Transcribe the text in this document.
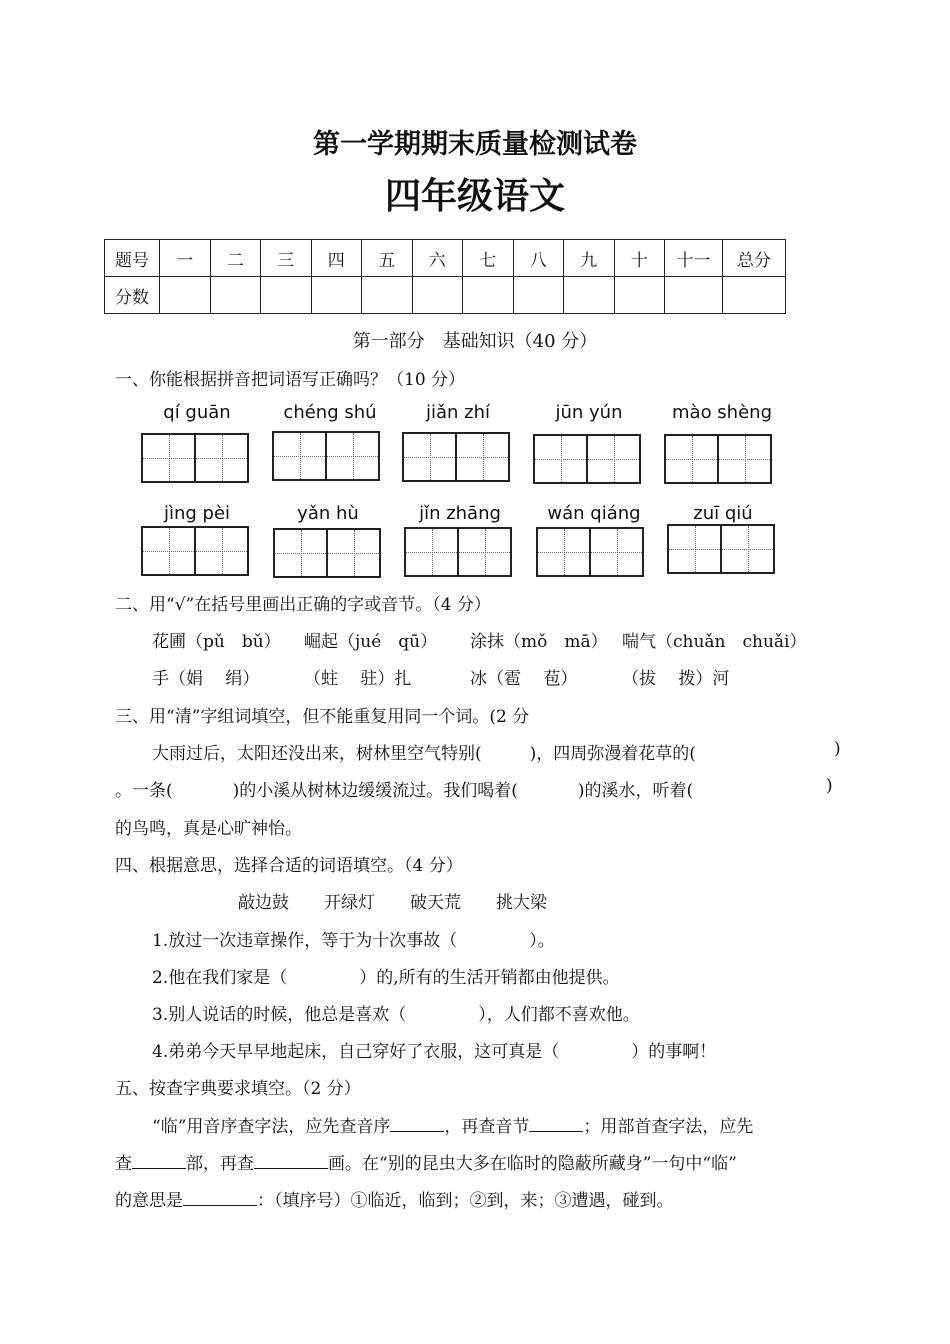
第一学期期末质量检测试卷
四年级语文
题号	一	二	三	四	五	六	七	八	九	十	十一	总分
分数												
第一部分　基础知识（40 分）
一、你能根据拼音把词语写正确吗？（10 分）
qí guān	chéng shú	jiǎn zhí	jūn yún	mào shèng
jìng pèi	yǎn hù	jǐn zhāng	wán qiáng	zuī qiú
二、用“√”在括号里画出正确的字或音节。（4 分）
花圃（pǔ　bǔ） 崛起（jué　qū） 涂抹（mǒ　mā） 喘气（chuǎn　chuǎi）
手（娟　 绢）	（蛀　 驻）扎	冰（雹　 苞）	（拔　 拨）河
三、用“清”字组词填空，但不能重复用同一个词。(2 分
大雨过后，太阳还没出来，树林里空气特别(	)，四周弥漫着花草的(	)
。一条(	)的小溪从树林边缓缓流过。我们喝着(	)的溪水，听着(	)
的鸟鸣，真是心旷神怡。
四、根据意思，选择合适的词语填空。（4 分）
敲边鼓 开绿灯 破天荒 挑大梁
1.放过一次违章操作，等于为十次事故（	）。
2.他在我们家是（	）的,所有的生活开销都由他提供。
3.别人说话的时候，他总是喜欢（	），人们都不喜欢他。
4.弟弟今天早早地起床，自己穿好了衣服，这可真是（	）的事啊！
五、按查字典要求填空。（2 分）
“临”用音序查字法，应先查音序	，再查音节	；用部首查字法，应先
查	部，再查	画。在“别的昆虫大多在临时的隐蔽所藏身”一句中“临”
的意思是	：（填序号）①临近，临到；②到，来；③遭遇，碰到。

----------------

▶ STATED PROBLEM
Give every record again exactly, apart from the pictures, which stay out.

▶ OUTPUT FOR THIS TASK
Transcribe the text in this document.
第一学期期末质量检测试卷
四年级语文
题号	一	二	三	四	五	六	七	八	九	十	十一	总分
分数												
第一部分　基础知识（40 分）
一、你能根据拼音把词语写正确吗？（10 分）
qí guān	chéng shú	jiǎn zhí	jūn yún	mào shèng
jìng pèi	yǎn hù	jǐn zhāng	wán qiáng	zuī qiú
二、用“√”在括号里画出正确的字或音节。（4 分）
花圃（pǔ　bǔ） 崛起（jué　qū） 涂抹（mǒ　mā） 喘气（chuǎn　chuǎi）
手（娟　 绢）	（蛀　 驻）扎	冰（雹　 苞）	（拔　 拨）河
三、用“清”字组词填空，但不能重复用同一个词。(2 分
大雨过后，太阳还没出来，树林里空气特别(	)，四周弥漫着花草的(	)
。一条(	)的小溪从树林边缓缓流过。我们喝着(	)的溪水，听着(	)
的鸟鸣，真是心旷神怡。
四、根据意思，选择合适的词语填空。（4 分）
敲边鼓 开绿灯 破天荒 挑大梁
1.放过一次违章操作，等于为十次事故（	）。
2.他在我们家是（	）的,所有的生活开销都由他提供。
3.别人说话的时候，他总是喜欢（	），人们都不喜欢他。
4.弟弟今天早早地起床，自己穿好了衣服，这可真是（	）的事啊！
五、按查字典要求填空。（2 分）
“临”用音序查字法，应先查音序	，再查音节	；用部首查字法，应先
查	部，再查	画。在“别的昆虫大多在临时的隐蔽所藏身”一句中“临”
的意思是	：（填序号）①临近，临到；②到，来；③遭遇，碰到。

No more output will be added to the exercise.